Objective:
Copy, from the entries below, each line in which the string "予想以上に砂糖が入っているな" appears.

Records provided:
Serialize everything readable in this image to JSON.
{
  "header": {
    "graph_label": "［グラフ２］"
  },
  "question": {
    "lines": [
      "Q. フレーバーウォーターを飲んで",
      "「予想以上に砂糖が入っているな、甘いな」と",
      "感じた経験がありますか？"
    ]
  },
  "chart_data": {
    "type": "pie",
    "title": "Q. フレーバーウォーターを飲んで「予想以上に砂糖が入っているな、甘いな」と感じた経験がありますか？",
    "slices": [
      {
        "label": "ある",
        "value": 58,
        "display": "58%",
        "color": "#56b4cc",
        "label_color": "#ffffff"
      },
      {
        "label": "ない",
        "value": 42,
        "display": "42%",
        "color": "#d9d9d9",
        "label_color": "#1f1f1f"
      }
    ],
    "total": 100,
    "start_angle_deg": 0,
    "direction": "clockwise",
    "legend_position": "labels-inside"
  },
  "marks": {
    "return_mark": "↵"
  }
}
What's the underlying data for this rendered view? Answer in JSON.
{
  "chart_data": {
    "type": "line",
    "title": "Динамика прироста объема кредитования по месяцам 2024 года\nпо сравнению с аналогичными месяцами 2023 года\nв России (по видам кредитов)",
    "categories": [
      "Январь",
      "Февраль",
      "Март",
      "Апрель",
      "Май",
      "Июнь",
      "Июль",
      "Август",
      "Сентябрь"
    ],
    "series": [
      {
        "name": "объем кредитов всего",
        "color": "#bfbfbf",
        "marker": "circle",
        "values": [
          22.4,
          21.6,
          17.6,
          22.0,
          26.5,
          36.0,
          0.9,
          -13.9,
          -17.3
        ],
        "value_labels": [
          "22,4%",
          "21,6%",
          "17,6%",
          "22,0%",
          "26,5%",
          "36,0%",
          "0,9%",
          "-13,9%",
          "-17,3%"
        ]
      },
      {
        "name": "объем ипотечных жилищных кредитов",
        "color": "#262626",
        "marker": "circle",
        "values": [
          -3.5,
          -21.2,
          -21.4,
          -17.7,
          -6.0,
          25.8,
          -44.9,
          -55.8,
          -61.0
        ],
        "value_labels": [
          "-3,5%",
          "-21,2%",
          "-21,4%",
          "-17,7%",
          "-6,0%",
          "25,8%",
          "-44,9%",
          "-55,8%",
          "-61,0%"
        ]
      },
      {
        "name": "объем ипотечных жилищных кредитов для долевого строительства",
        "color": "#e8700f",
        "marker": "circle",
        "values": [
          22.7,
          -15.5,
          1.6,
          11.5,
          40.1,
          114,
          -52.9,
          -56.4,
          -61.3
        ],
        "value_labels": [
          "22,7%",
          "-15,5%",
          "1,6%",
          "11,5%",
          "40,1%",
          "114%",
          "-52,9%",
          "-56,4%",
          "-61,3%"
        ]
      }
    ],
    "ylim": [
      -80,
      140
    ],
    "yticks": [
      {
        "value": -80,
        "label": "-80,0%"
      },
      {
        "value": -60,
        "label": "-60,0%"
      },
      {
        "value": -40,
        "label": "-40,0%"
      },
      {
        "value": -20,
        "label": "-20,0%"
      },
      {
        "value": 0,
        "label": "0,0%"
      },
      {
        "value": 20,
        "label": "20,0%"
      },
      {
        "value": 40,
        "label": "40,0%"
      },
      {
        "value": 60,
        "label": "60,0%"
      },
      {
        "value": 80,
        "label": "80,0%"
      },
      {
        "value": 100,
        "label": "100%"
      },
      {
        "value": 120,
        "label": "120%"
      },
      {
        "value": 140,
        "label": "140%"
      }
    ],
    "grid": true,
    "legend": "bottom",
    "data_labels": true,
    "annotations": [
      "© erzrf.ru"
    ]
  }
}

Result below:
      "「予想以上に砂糖が入っているな、甘いな」と",
    "title": "Q. フレーバーウォーターを飲んで「予想以上に砂糖が入っているな、甘いな」と感じた経験がありますか？",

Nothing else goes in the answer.